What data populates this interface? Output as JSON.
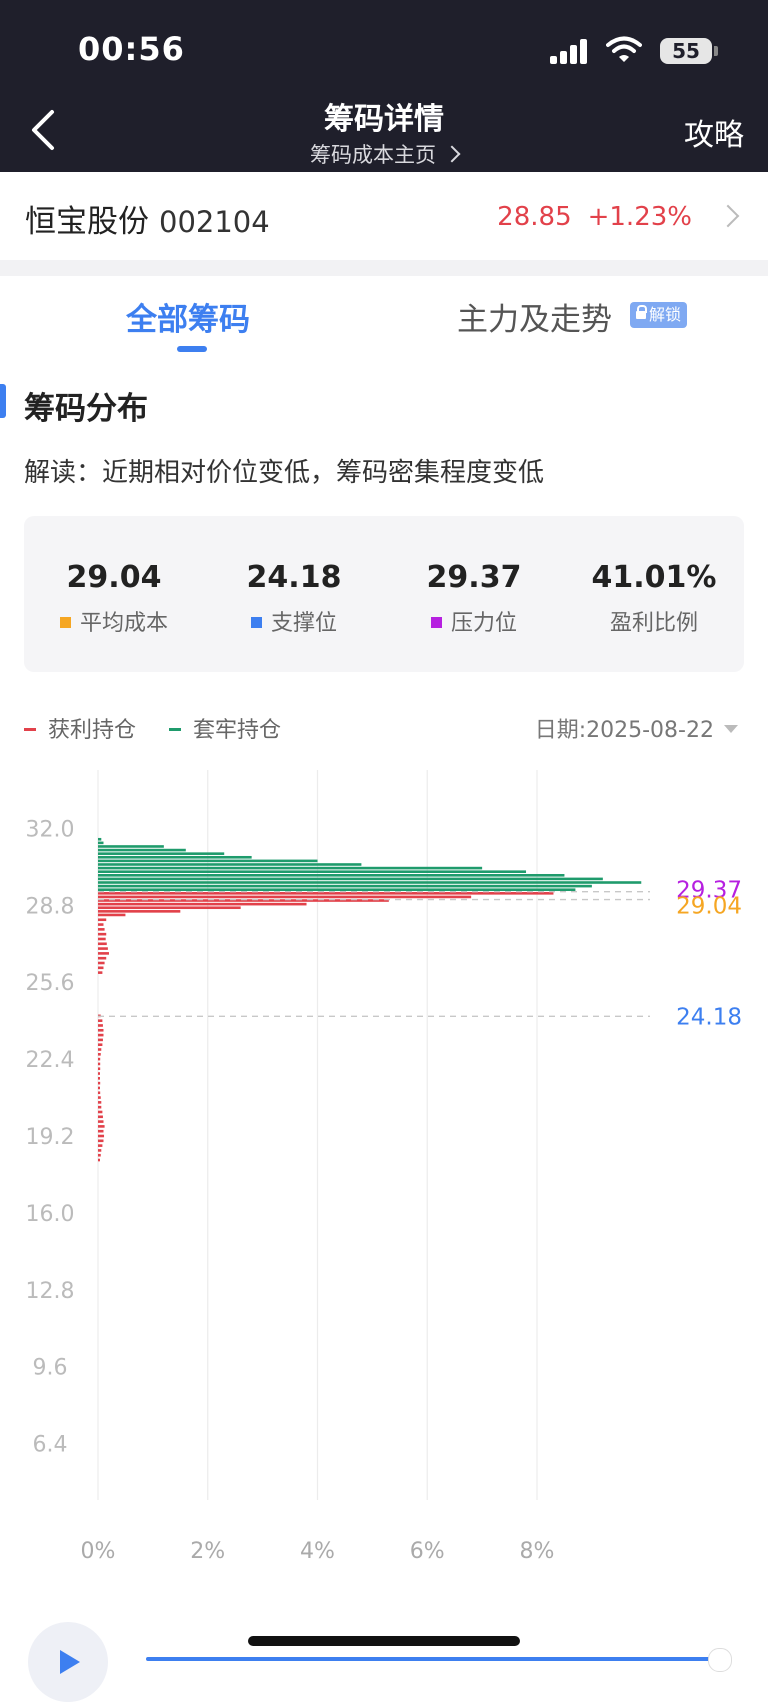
{
  "status_bar": {
    "time": "00:56",
    "battery": "55"
  },
  "nav": {
    "title": "筹码详情",
    "subtitle": "筹码成本主页",
    "right_link": "攻略"
  },
  "stock": {
    "name": "恒宝股份",
    "code": "002104",
    "price": "28.85",
    "change": "+1.23%"
  },
  "tabs": [
    {
      "label": "全部筹码",
      "active": true
    },
    {
      "label": "主力及走势",
      "active": false,
      "badge": "解锁"
    }
  ],
  "section": {
    "title": "筹码分布",
    "interpretation": "解读：近期相对价位变低，筹码密集程度变低"
  },
  "stats": [
    {
      "value": "29.04",
      "label": "平均成本",
      "color": "#f5a623"
    },
    {
      "value": "24.18",
      "label": "支撑位",
      "color": "#3d7ff0"
    },
    {
      "value": "29.37",
      "label": "压力位",
      "color": "#b620e0"
    },
    {
      "value": "41.01%",
      "label": "盈利比例",
      "color": ""
    }
  ],
  "legend": [
    {
      "label": "获利持仓",
      "color": "#e2414a"
    },
    {
      "label": "套牢持仓",
      "color": "#1f9b6c"
    }
  ],
  "date_label": "日期:2025-08-22",
  "chart_data": {
    "type": "bar",
    "orientation": "horizontal",
    "y_ticks": [
      "32.0",
      "28.8",
      "25.6",
      "22.4",
      "19.2",
      "16.0",
      "12.8",
      "9.6",
      "6.4"
    ],
    "x_ticks": [
      "0%",
      "2%",
      "4%",
      "6%",
      "8%"
    ],
    "xlim": [
      0,
      10
    ],
    "ylim": [
      5.0,
      34.0
    ],
    "colors": {
      "profit": "#e2414a",
      "trapped": "#1f9b6c"
    },
    "reference_lines": [
      {
        "label": "29.37",
        "value": 29.37,
        "color": "#b620e0"
      },
      {
        "label": "29.04",
        "value": 29.04,
        "color": "#f5a623"
      },
      {
        "label": "24.18",
        "value": 24.18,
        "color": "#3d7ff0"
      }
    ],
    "series": [
      {
        "name": "套牢持仓",
        "points": [
          [
            31.55,
            0.06
          ],
          [
            31.4,
            0.1
          ],
          [
            31.25,
            1.2
          ],
          [
            31.1,
            1.6
          ],
          [
            30.95,
            2.3
          ],
          [
            30.8,
            2.8
          ],
          [
            30.65,
            4.0
          ],
          [
            30.5,
            4.8
          ],
          [
            30.35,
            7.0
          ],
          [
            30.2,
            7.8
          ],
          [
            30.05,
            8.5
          ],
          [
            29.9,
            9.2
          ],
          [
            29.75,
            9.9
          ],
          [
            29.6,
            9.0
          ],
          [
            29.45,
            8.7
          ]
        ]
      },
      {
        "name": "获利持仓",
        "points": [
          [
            29.3,
            8.3
          ],
          [
            29.15,
            6.8
          ],
          [
            29.0,
            5.3
          ],
          [
            28.85,
            3.8
          ],
          [
            28.7,
            2.6
          ],
          [
            28.55,
            1.5
          ],
          [
            28.4,
            0.5
          ],
          [
            28.2,
            0.15
          ],
          [
            28.0,
            0.1
          ],
          [
            27.8,
            0.12
          ],
          [
            27.6,
            0.15
          ],
          [
            27.4,
            0.14
          ],
          [
            27.2,
            0.16
          ],
          [
            27.0,
            0.18
          ],
          [
            26.8,
            0.2
          ],
          [
            26.6,
            0.15
          ],
          [
            26.4,
            0.12
          ],
          [
            26.2,
            0.1
          ],
          [
            26.0,
            0.08
          ],
          [
            24.2,
            0.05
          ],
          [
            24.0,
            0.08
          ],
          [
            23.8,
            0.09
          ],
          [
            23.6,
            0.1
          ],
          [
            23.4,
            0.1
          ],
          [
            23.2,
            0.09
          ],
          [
            23.0,
            0.08
          ],
          [
            22.8,
            0.06
          ],
          [
            22.6,
            0.05
          ],
          [
            22.4,
            0.04
          ],
          [
            22.2,
            0.04
          ],
          [
            22.0,
            0.04
          ],
          [
            21.8,
            0.03
          ],
          [
            21.6,
            0.03
          ],
          [
            21.4,
            0.04
          ],
          [
            21.2,
            0.03
          ],
          [
            21.0,
            0.04
          ],
          [
            20.8,
            0.05
          ],
          [
            20.6,
            0.06
          ],
          [
            20.4,
            0.06
          ],
          [
            20.2,
            0.08
          ],
          [
            20.0,
            0.09
          ],
          [
            19.8,
            0.1
          ],
          [
            19.6,
            0.12
          ],
          [
            19.4,
            0.1
          ],
          [
            19.2,
            0.11
          ],
          [
            19.0,
            0.1
          ],
          [
            18.8,
            0.08
          ],
          [
            18.6,
            0.06
          ],
          [
            18.4,
            0.05
          ],
          [
            18.2,
            0.03
          ]
        ]
      }
    ]
  }
}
::::::::::
Your task is to transcribe all of the records precisely, with no images included.

What data populates this interface? Output as JSON.
{
  "status_bar": {
    "time": "00:56",
    "battery": "55"
  },
  "nav": {
    "title": "筹码详情",
    "subtitle": "筹码成本主页",
    "right_link": "攻略"
  },
  "stock": {
    "name": "恒宝股份",
    "code": "002104",
    "price": "28.85",
    "change": "+1.23%"
  },
  "tabs": [
    {
      "label": "全部筹码",
      "active": true
    },
    {
      "label": "主力及走势",
      "active": false,
      "badge": "解锁"
    }
  ],
  "section": {
    "title": "筹码分布",
    "interpretation": "解读：近期相对价位变低，筹码密集程度变低"
  },
  "stats": [
    {
      "value": "29.04",
      "label": "平均成本",
      "color": "#f5a623"
    },
    {
      "value": "24.18",
      "label": "支撑位",
      "color": "#3d7ff0"
    },
    {
      "value": "29.37",
      "label": "压力位",
      "color": "#b620e0"
    },
    {
      "value": "41.01%",
      "label": "盈利比例",
      "color": ""
    }
  ],
  "legend": [
    {
      "label": "获利持仓",
      "color": "#e2414a"
    },
    {
      "label": "套牢持仓",
      "color": "#1f9b6c"
    }
  ],
  "date_label": "日期:2025-08-22",
  "chart_data": {
    "type": "bar",
    "orientation": "horizontal",
    "y_ticks": [
      "32.0",
      "28.8",
      "25.6",
      "22.4",
      "19.2",
      "16.0",
      "12.8",
      "9.6",
      "6.4"
    ],
    "x_ticks": [
      "0%",
      "2%",
      "4%",
      "6%",
      "8%"
    ],
    "xlim": [
      0,
      10
    ],
    "ylim": [
      5.0,
      34.0
    ],
    "colors": {
      "profit": "#e2414a",
      "trapped": "#1f9b6c"
    },
    "reference_lines": [
      {
        "label": "29.37",
        "value": 29.37,
        "color": "#b620e0"
      },
      {
        "label": "29.04",
        "value": 29.04,
        "color": "#f5a623"
      },
      {
        "label": "24.18",
        "value": 24.18,
        "color": "#3d7ff0"
      }
    ],
    "series": [
      {
        "name": "套牢持仓",
        "points": [
          [
            31.55,
            0.06
          ],
          [
            31.4,
            0.1
          ],
          [
            31.25,
            1.2
          ],
          [
            31.1,
            1.6
          ],
          [
            30.95,
            2.3
          ],
          [
            30.8,
            2.8
          ],
          [
            30.65,
            4.0
          ],
          [
            30.5,
            4.8
          ],
          [
            30.35,
            7.0
          ],
          [
            30.2,
            7.8
          ],
          [
            30.05,
            8.5
          ],
          [
            29.9,
            9.2
          ],
          [
            29.75,
            9.9
          ],
          [
            29.6,
            9.0
          ],
          [
            29.45,
            8.7
          ]
        ]
      },
      {
        "name": "获利持仓",
        "points": [
          [
            29.3,
            8.3
          ],
          [
            29.15,
            6.8
          ],
          [
            29.0,
            5.3
          ],
          [
            28.85,
            3.8
          ],
          [
            28.7,
            2.6
          ],
          [
            28.55,
            1.5
          ],
          [
            28.4,
            0.5
          ],
          [
            28.2,
            0.15
          ],
          [
            28.0,
            0.1
          ],
          [
            27.8,
            0.12
          ],
          [
            27.6,
            0.15
          ],
          [
            27.4,
            0.14
          ],
          [
            27.2,
            0.16
          ],
          [
            27.0,
            0.18
          ],
          [
            26.8,
            0.2
          ],
          [
            26.6,
            0.15
          ],
          [
            26.4,
            0.12
          ],
          [
            26.2,
            0.1
          ],
          [
            26.0,
            0.08
          ],
          [
            24.2,
            0.05
          ],
          [
            24.0,
            0.08
          ],
          [
            23.8,
            0.09
          ],
          [
            23.6,
            0.1
          ],
          [
            23.4,
            0.1
          ],
          [
            23.2,
            0.09
          ],
          [
            23.0,
            0.08
          ],
          [
            22.8,
            0.06
          ],
          [
            22.6,
            0.05
          ],
          [
            22.4,
            0.04
          ],
          [
            22.2,
            0.04
          ],
          [
            22.0,
            0.04
          ],
          [
            21.8,
            0.03
          ],
          [
            21.6,
            0.03
          ],
          [
            21.4,
            0.04
          ],
          [
            21.2,
            0.03
          ],
          [
            21.0,
            0.04
          ],
          [
            20.8,
            0.05
          ],
          [
            20.6,
            0.06
          ],
          [
            20.4,
            0.06
          ],
          [
            20.2,
            0.08
          ],
          [
            20.0,
            0.09
          ],
          [
            19.8,
            0.1
          ],
          [
            19.6,
            0.12
          ],
          [
            19.4,
            0.1
          ],
          [
            19.2,
            0.11
          ],
          [
            19.0,
            0.1
          ],
          [
            18.8,
            0.08
          ],
          [
            18.6,
            0.06
          ],
          [
            18.4,
            0.05
          ],
          [
            18.2,
            0.03
          ]
        ]
      }
    ]
  }
}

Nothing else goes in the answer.